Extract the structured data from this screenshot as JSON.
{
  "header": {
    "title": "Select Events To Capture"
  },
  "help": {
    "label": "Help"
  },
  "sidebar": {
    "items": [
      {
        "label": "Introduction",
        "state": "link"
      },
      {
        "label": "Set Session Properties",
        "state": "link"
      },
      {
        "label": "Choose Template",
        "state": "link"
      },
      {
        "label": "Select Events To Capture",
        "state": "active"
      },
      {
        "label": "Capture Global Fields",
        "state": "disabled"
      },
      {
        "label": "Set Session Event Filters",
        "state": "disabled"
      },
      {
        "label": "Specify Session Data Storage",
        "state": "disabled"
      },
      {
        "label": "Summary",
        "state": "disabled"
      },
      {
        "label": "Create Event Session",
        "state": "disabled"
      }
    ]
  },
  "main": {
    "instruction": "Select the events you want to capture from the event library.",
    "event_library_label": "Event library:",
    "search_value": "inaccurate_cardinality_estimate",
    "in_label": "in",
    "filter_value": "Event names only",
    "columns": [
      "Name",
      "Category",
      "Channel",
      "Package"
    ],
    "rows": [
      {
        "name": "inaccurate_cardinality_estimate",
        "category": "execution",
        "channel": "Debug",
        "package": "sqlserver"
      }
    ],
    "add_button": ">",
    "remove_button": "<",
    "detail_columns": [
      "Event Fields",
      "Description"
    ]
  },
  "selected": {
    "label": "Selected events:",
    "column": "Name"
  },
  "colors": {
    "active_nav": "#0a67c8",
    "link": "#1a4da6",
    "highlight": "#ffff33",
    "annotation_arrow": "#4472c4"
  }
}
##############################
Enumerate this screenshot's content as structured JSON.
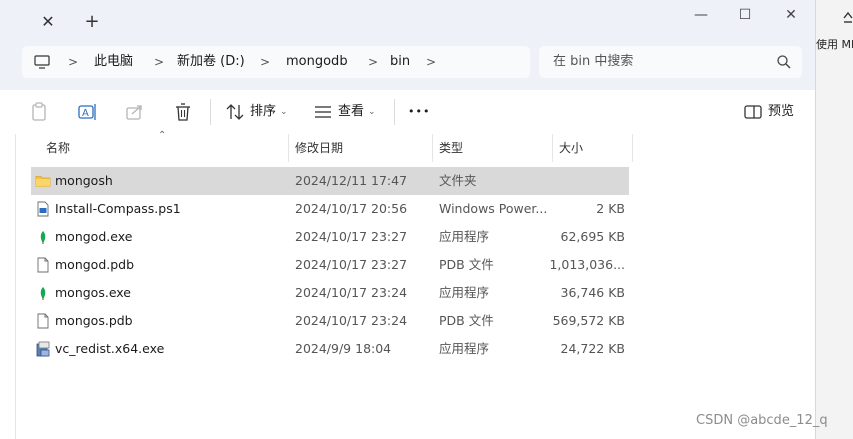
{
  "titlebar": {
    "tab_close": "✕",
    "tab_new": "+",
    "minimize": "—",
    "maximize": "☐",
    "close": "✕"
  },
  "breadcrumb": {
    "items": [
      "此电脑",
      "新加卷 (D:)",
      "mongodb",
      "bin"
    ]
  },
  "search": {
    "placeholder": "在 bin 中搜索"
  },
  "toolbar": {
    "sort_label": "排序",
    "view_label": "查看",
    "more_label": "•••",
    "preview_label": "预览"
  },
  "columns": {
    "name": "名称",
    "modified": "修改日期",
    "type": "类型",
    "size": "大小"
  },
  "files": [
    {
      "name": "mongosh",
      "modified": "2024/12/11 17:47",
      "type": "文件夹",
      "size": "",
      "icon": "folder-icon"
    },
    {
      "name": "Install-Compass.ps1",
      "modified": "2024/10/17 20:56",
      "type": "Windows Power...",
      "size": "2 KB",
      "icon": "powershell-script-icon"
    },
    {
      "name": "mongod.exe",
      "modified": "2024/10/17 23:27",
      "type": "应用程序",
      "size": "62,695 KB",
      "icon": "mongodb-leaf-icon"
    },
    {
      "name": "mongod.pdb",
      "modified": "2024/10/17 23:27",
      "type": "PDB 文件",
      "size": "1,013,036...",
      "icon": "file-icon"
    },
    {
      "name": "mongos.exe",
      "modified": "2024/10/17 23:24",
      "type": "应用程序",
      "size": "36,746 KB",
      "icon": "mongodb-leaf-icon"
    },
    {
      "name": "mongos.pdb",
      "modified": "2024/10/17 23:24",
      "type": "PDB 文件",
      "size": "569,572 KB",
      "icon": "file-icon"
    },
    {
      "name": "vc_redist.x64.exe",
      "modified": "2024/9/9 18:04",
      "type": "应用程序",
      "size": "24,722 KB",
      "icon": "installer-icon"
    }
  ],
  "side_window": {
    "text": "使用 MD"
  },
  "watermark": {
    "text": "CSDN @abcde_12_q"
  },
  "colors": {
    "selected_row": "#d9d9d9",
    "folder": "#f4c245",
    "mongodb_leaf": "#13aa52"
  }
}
##############################
What needs to be done:
From the listing, copy every line where the string "icon" appears.

Task result:
      "icon": "folder-icon"
      "icon": "powershell-script-icon"
      "icon": "mongodb-leaf-icon"
      "icon": "file-icon"
      "icon": "mongodb-leaf-icon"
      "icon": "file-icon"
      "icon": "installer-icon"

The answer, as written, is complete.